Stored data —
———
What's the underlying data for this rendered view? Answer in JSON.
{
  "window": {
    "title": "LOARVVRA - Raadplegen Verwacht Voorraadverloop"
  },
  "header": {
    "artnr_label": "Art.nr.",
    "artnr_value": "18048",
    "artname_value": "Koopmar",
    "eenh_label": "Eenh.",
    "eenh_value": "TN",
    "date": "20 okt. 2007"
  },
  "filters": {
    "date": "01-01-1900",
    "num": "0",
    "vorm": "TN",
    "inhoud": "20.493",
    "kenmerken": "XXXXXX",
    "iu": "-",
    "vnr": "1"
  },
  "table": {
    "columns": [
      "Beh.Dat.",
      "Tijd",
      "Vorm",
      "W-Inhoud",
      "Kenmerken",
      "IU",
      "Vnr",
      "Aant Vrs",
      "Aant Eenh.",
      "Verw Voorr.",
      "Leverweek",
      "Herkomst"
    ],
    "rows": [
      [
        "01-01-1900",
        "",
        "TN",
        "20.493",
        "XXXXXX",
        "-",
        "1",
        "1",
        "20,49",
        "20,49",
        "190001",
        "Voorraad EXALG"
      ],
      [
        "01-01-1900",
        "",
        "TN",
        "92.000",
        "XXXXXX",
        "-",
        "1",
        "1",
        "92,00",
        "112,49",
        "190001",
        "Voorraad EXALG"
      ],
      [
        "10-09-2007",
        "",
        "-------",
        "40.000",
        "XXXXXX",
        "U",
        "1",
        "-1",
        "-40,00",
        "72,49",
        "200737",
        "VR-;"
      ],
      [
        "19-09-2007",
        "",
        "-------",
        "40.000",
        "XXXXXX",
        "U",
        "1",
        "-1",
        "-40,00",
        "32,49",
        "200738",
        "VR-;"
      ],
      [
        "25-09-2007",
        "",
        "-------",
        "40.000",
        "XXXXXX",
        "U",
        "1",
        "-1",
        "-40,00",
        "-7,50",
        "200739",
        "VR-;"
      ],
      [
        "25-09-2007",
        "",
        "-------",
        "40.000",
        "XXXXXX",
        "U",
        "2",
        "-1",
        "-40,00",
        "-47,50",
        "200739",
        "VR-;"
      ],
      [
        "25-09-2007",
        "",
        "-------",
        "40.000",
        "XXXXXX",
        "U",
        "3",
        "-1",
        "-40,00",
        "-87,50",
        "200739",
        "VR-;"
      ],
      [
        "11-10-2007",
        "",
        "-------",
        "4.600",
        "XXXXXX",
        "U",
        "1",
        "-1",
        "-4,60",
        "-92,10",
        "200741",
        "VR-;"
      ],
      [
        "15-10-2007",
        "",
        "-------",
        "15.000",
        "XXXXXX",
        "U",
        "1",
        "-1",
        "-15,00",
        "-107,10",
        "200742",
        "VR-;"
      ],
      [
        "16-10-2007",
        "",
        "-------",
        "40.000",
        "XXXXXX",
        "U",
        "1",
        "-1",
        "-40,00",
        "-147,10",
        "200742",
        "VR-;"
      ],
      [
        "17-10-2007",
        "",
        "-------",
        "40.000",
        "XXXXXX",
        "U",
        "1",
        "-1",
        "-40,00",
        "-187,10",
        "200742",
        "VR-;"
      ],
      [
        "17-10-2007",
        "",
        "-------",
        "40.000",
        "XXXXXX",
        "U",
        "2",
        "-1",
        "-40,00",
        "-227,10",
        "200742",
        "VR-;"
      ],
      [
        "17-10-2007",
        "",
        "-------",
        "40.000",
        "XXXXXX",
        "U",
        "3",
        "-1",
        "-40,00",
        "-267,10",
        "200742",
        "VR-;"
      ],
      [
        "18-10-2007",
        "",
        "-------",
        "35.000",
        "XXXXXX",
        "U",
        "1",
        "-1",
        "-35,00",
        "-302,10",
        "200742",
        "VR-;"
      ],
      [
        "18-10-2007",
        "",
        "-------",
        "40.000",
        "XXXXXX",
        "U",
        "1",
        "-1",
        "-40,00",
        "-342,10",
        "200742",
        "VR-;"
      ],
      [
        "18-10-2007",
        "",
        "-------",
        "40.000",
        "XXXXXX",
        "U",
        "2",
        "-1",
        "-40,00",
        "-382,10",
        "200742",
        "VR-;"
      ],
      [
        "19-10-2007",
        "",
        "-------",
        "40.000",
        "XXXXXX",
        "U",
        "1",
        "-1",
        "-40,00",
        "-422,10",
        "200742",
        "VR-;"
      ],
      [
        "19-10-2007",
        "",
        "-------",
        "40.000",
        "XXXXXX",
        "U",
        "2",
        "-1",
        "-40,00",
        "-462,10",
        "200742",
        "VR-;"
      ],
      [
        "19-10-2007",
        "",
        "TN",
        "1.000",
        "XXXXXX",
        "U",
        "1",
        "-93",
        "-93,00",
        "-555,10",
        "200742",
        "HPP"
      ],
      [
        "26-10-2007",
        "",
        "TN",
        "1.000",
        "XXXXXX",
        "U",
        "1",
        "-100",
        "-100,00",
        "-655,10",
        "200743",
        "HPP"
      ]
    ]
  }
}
———
Copy all the records above precisely.

Result of the exercise —
What's the underlying data for this rendered view? Answer in JSON.
{
  "window": {
    "title": "LOARVVRA - Raadplegen Verwacht Voorraadverloop"
  },
  "header": {
    "artnr_label": "Art.nr.",
    "artnr_value": "18048",
    "artname_value": "Koopmar",
    "eenh_label": "Eenh.",
    "eenh_value": "TN",
    "date": "20 okt. 2007"
  },
  "filters": {
    "date": "01-01-1900",
    "num": "0",
    "vorm": "TN",
    "inhoud": "20.493",
    "kenmerken": "XXXXXX",
    "iu": "-",
    "vnr": "1"
  },
  "table": {
    "columns": [
      "Beh.Dat.",
      "Tijd",
      "Vorm",
      "W-Inhoud",
      "Kenmerken",
      "IU",
      "Vnr",
      "Aant Vrs",
      "Aant Eenh.",
      "Verw Voorr.",
      "Leverweek",
      "Herkomst"
    ],
    "rows": [
      [
        "01-01-1900",
        "",
        "TN",
        "20.493",
        "XXXXXX",
        "-",
        "1",
        "1",
        "20,49",
        "20,49",
        "190001",
        "Voorraad EXALG"
      ],
      [
        "01-01-1900",
        "",
        "TN",
        "92.000",
        "XXXXXX",
        "-",
        "1",
        "1",
        "92,00",
        "112,49",
        "190001",
        "Voorraad EXALG"
      ],
      [
        "10-09-2007",
        "",
        "-------",
        "40.000",
        "XXXXXX",
        "U",
        "1",
        "-1",
        "-40,00",
        "72,49",
        "200737",
        "VR-;"
      ],
      [
        "19-09-2007",
        "",
        "-------",
        "40.000",
        "XXXXXX",
        "U",
        "1",
        "-1",
        "-40,00",
        "32,49",
        "200738",
        "VR-;"
      ],
      [
        "25-09-2007",
        "",
        "-------",
        "40.000",
        "XXXXXX",
        "U",
        "1",
        "-1",
        "-40,00",
        "-7,50",
        "200739",
        "VR-;"
      ],
      [
        "25-09-2007",
        "",
        "-------",
        "40.000",
        "XXXXXX",
        "U",
        "2",
        "-1",
        "-40,00",
        "-47,50",
        "200739",
        "VR-;"
      ],
      [
        "25-09-2007",
        "",
        "-------",
        "40.000",
        "XXXXXX",
        "U",
        "3",
        "-1",
        "-40,00",
        "-87,50",
        "200739",
        "VR-;"
      ],
      [
        "11-10-2007",
        "",
        "-------",
        "4.600",
        "XXXXXX",
        "U",
        "1",
        "-1",
        "-4,60",
        "-92,10",
        "200741",
        "VR-;"
      ],
      [
        "15-10-2007",
        "",
        "-------",
        "15.000",
        "XXXXXX",
        "U",
        "1",
        "-1",
        "-15,00",
        "-107,10",
        "200742",
        "VR-;"
      ],
      [
        "16-10-2007",
        "",
        "-------",
        "40.000",
        "XXXXXX",
        "U",
        "1",
        "-1",
        "-40,00",
        "-147,10",
        "200742",
        "VR-;"
      ],
      [
        "17-10-2007",
        "",
        "-------",
        "40.000",
        "XXXXXX",
        "U",
        "1",
        "-1",
        "-40,00",
        "-187,10",
        "200742",
        "VR-;"
      ],
      [
        "17-10-2007",
        "",
        "-------",
        "40.000",
        "XXXXXX",
        "U",
        "2",
        "-1",
        "-40,00",
        "-227,10",
        "200742",
        "VR-;"
      ],
      [
        "17-10-2007",
        "",
        "-------",
        "40.000",
        "XXXXXX",
        "U",
        "3",
        "-1",
        "-40,00",
        "-267,10",
        "200742",
        "VR-;"
      ],
      [
        "18-10-2007",
        "",
        "-------",
        "35.000",
        "XXXXXX",
        "U",
        "1",
        "-1",
        "-35,00",
        "-302,10",
        "200742",
        "VR-;"
      ],
      [
        "18-10-2007",
        "",
        "-------",
        "40.000",
        "XXXXXX",
        "U",
        "1",
        "-1",
        "-40,00",
        "-342,10",
        "200742",
        "VR-;"
      ],
      [
        "18-10-2007",
        "",
        "-------",
        "40.000",
        "XXXXXX",
        "U",
        "2",
        "-1",
        "-40,00",
        "-382,10",
        "200742",
        "VR-;"
      ],
      [
        "19-10-2007",
        "",
        "-------",
        "40.000",
        "XXXXXX",
        "U",
        "1",
        "-1",
        "-40,00",
        "-422,10",
        "200742",
        "VR-;"
      ],
      [
        "19-10-2007",
        "",
        "-------",
        "40.000",
        "XXXXXX",
        "U",
        "2",
        "-1",
        "-40,00",
        "-462,10",
        "200742",
        "VR-;"
      ],
      [
        "19-10-2007",
        "",
        "TN",
        "1.000",
        "XXXXXX",
        "U",
        "1",
        "-93",
        "-93,00",
        "-555,10",
        "200742",
        "HPP"
      ],
      [
        "26-10-2007",
        "",
        "TN",
        "1.000",
        "XXXXXX",
        "U",
        "1",
        "-100",
        "-100,00",
        "-655,10",
        "200743",
        "HPP"
      ]
    ]
  }
}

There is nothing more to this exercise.